[Rows from a dataset]
---+---
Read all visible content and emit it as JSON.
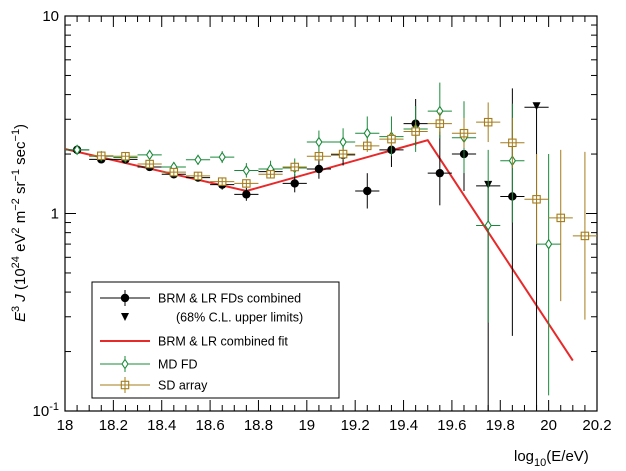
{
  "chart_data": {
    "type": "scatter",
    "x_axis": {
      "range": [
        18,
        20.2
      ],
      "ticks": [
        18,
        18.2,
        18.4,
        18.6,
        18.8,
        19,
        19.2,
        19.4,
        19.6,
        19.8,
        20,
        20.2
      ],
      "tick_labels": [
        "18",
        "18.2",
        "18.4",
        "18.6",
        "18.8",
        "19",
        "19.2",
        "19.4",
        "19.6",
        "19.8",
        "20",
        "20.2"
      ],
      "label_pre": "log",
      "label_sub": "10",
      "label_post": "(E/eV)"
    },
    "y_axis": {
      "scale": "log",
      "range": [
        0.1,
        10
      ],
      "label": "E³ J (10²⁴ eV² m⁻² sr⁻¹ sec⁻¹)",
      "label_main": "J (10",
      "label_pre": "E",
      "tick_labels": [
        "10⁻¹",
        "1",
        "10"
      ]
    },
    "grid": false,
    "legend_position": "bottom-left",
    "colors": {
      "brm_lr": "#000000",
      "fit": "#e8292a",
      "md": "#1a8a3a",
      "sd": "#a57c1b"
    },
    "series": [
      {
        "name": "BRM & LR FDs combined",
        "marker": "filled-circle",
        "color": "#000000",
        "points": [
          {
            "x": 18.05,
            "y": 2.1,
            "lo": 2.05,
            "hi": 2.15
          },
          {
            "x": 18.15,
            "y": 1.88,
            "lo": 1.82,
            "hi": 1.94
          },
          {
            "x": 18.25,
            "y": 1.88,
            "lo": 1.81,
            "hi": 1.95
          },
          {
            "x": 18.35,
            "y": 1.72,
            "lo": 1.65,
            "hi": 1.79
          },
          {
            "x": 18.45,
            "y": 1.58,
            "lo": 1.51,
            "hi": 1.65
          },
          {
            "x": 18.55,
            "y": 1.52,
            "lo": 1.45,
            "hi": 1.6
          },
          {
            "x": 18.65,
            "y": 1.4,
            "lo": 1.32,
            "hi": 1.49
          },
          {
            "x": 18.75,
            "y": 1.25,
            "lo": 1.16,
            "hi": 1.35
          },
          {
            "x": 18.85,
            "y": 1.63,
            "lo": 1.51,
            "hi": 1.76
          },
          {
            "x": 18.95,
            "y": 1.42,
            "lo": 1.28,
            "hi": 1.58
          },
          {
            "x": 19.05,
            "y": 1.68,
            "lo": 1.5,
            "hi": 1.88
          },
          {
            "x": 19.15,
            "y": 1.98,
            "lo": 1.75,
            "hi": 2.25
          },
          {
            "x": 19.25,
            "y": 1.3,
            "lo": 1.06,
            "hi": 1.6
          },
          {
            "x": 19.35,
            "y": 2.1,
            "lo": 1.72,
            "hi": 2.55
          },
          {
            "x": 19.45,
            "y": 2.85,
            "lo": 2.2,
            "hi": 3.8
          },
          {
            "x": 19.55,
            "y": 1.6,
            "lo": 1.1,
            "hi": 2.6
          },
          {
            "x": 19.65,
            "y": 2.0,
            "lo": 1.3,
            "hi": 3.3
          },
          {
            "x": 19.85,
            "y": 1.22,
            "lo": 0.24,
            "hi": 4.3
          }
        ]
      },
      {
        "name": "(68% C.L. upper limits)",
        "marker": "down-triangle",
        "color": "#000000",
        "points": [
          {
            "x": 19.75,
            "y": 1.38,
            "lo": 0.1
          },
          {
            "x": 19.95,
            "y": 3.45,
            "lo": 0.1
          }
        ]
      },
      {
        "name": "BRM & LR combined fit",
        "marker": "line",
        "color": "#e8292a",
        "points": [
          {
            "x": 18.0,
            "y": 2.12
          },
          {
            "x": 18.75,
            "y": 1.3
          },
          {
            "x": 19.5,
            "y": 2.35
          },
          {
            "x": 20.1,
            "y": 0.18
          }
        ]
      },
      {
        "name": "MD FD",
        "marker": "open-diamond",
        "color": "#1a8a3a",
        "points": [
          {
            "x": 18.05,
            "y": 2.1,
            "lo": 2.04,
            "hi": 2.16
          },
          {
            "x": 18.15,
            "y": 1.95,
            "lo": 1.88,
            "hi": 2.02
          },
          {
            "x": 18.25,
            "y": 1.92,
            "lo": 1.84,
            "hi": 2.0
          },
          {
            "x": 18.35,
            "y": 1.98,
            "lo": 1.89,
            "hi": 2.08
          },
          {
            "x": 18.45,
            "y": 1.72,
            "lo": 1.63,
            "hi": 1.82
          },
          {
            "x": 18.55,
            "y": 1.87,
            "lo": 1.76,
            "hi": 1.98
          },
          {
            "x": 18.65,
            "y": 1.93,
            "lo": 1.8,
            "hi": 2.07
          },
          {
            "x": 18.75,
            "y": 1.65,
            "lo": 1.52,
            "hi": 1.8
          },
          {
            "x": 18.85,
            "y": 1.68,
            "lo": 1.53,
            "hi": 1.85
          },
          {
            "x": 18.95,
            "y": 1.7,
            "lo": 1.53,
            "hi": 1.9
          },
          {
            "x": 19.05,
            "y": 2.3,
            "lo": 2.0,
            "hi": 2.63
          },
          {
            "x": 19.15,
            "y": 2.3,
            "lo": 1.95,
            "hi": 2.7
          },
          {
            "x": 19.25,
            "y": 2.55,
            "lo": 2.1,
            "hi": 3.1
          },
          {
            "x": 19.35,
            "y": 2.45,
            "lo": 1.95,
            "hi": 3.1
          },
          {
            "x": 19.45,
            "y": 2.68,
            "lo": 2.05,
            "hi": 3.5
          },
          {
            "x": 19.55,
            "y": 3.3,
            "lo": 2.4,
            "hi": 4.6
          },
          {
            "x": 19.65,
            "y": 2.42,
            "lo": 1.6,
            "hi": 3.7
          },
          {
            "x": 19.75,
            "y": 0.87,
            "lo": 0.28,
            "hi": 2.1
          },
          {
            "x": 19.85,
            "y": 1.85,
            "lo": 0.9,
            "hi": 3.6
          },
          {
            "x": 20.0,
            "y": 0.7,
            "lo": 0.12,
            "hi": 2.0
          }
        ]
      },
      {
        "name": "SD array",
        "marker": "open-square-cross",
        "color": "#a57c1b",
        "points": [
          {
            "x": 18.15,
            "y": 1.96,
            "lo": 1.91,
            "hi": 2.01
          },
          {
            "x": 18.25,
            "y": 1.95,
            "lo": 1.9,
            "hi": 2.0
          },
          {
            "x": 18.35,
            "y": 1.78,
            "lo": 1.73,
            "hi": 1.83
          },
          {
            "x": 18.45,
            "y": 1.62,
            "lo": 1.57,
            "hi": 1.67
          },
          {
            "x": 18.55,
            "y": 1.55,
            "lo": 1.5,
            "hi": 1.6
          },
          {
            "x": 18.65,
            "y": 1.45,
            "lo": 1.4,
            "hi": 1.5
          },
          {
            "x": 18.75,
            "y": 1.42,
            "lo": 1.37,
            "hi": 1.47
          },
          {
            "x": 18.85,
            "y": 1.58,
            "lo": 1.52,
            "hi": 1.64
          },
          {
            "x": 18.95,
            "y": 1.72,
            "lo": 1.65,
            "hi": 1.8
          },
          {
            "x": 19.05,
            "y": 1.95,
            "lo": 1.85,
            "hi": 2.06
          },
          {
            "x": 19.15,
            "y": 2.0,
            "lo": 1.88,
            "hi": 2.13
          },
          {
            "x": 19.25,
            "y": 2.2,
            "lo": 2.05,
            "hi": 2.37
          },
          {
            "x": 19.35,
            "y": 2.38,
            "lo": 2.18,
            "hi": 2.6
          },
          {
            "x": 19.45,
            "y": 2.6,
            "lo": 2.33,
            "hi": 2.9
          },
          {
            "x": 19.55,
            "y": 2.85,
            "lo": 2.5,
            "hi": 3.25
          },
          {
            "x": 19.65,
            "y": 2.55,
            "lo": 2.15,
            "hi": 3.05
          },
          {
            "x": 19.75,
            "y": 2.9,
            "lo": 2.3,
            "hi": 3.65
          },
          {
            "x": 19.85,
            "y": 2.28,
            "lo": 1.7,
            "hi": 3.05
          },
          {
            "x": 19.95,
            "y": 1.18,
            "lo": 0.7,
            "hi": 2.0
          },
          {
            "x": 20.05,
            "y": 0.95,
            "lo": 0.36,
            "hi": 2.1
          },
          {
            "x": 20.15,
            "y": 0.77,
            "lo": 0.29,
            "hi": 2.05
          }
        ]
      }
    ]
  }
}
---+---
Instructions for the task
Look through the material above. Copy each line where the word "open" appears.

Worked answer
        "marker": "open-diamond",
        "marker": "open-square-cross",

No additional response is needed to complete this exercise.